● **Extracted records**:
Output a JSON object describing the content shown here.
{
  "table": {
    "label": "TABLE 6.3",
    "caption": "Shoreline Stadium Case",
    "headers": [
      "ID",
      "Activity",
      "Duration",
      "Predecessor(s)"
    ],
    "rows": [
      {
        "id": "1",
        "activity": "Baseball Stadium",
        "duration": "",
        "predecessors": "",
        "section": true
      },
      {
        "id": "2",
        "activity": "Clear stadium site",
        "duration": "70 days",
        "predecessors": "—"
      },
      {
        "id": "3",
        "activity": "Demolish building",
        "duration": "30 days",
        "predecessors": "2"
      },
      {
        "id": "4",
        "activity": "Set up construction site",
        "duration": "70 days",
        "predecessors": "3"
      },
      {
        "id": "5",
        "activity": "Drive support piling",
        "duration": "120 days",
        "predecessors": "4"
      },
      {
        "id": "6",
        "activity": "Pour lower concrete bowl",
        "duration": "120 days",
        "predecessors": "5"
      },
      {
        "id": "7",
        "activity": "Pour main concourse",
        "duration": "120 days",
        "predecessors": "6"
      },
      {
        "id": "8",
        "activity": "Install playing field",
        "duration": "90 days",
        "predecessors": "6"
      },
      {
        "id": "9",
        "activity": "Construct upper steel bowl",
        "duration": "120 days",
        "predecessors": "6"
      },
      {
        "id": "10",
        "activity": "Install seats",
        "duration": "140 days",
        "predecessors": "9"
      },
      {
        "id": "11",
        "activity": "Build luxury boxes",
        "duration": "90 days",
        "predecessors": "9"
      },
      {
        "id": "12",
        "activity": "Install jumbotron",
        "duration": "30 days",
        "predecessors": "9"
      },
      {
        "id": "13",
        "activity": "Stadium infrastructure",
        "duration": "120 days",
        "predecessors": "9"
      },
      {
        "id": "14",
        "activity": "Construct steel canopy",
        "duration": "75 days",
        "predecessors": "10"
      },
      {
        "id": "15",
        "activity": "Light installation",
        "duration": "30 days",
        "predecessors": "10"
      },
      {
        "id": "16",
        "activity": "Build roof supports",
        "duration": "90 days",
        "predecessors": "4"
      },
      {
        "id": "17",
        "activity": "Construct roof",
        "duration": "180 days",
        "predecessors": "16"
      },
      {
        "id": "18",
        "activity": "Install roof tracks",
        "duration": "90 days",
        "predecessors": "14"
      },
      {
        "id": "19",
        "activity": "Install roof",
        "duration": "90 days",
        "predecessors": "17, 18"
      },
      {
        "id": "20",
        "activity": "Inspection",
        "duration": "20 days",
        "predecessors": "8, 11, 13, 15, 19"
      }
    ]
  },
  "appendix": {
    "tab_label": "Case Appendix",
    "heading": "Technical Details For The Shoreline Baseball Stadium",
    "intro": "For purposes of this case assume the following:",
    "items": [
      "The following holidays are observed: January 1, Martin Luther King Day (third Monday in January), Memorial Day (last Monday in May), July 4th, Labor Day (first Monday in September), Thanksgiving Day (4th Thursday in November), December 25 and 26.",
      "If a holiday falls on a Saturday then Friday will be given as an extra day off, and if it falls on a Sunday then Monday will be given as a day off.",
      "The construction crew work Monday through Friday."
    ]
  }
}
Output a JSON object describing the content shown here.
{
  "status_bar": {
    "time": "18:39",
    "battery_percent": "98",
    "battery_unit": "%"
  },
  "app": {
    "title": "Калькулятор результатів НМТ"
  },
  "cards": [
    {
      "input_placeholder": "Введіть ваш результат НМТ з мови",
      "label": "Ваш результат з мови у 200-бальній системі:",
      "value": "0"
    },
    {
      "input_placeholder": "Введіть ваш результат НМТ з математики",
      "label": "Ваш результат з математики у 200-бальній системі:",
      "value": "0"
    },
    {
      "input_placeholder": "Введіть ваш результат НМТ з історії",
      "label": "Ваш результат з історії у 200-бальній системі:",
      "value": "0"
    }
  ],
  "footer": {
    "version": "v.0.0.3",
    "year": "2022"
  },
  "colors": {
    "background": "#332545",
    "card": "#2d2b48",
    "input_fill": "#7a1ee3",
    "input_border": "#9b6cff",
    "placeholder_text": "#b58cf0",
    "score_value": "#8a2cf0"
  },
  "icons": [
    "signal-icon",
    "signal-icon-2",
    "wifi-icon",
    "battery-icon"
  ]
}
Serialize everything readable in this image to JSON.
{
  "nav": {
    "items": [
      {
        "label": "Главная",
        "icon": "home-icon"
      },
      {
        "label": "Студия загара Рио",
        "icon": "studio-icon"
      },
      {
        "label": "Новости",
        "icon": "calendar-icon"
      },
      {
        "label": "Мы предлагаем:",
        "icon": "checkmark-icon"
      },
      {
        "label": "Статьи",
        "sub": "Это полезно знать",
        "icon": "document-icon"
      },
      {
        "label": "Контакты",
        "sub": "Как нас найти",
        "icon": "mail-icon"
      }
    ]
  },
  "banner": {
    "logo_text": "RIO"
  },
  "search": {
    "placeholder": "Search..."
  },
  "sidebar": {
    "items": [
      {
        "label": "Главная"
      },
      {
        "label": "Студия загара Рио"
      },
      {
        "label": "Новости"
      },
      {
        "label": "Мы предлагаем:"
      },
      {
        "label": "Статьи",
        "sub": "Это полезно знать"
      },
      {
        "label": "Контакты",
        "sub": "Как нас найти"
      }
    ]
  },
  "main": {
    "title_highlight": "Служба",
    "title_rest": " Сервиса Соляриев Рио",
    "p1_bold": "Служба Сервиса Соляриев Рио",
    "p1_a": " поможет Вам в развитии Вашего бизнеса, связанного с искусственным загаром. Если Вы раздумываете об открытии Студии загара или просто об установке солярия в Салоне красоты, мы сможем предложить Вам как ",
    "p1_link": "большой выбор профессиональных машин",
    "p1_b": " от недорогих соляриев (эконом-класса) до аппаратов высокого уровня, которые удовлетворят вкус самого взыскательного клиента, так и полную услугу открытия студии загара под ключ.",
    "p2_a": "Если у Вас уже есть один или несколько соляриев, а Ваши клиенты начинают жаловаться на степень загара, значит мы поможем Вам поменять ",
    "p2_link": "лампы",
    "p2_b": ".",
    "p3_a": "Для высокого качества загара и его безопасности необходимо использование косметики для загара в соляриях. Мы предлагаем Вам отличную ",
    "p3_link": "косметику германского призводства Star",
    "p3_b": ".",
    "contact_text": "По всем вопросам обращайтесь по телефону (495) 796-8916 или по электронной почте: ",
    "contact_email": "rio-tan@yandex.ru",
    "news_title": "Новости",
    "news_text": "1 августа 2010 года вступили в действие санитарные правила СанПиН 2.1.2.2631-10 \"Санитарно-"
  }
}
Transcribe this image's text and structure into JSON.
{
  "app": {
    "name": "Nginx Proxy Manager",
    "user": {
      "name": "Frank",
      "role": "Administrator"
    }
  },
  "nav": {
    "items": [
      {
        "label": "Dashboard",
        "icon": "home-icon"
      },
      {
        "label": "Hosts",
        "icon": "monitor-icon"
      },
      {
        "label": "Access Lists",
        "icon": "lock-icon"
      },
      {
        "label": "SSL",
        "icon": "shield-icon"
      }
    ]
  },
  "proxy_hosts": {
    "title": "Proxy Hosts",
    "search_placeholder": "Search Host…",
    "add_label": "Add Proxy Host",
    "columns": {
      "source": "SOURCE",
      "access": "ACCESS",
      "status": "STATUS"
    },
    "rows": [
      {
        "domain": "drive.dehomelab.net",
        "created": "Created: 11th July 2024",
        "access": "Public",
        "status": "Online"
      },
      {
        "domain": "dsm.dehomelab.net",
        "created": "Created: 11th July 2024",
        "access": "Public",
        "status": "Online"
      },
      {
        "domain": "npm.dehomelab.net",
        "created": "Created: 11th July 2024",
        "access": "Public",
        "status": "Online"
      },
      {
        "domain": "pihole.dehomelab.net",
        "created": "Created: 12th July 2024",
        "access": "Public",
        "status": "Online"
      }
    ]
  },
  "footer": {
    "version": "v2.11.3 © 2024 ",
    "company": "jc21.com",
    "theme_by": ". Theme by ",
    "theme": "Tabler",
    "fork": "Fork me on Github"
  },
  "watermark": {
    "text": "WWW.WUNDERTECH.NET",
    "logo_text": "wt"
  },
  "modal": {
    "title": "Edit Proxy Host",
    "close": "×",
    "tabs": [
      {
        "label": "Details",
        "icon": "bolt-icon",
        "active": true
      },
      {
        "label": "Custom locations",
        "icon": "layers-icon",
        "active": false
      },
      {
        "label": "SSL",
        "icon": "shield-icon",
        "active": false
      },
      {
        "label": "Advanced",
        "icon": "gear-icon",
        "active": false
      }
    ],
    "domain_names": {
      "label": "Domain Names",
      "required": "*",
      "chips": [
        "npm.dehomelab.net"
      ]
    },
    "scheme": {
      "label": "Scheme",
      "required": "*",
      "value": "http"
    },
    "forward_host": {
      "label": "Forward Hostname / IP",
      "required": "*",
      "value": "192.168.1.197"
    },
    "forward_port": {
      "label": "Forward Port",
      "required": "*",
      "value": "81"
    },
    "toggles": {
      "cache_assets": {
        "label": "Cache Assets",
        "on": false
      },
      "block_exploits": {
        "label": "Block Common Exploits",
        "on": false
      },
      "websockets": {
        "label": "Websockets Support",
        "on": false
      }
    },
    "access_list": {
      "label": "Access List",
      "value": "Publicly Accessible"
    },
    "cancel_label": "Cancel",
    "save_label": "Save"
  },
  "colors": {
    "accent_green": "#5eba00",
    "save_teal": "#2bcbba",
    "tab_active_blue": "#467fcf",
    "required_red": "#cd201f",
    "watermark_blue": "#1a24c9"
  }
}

● **Short problem**: Report each line of the material above where the word "Details" appears.

● **Solution for this task**:
    "heading": "Technical Details For The Shoreline Baseball Stadium",
        "label": "Details",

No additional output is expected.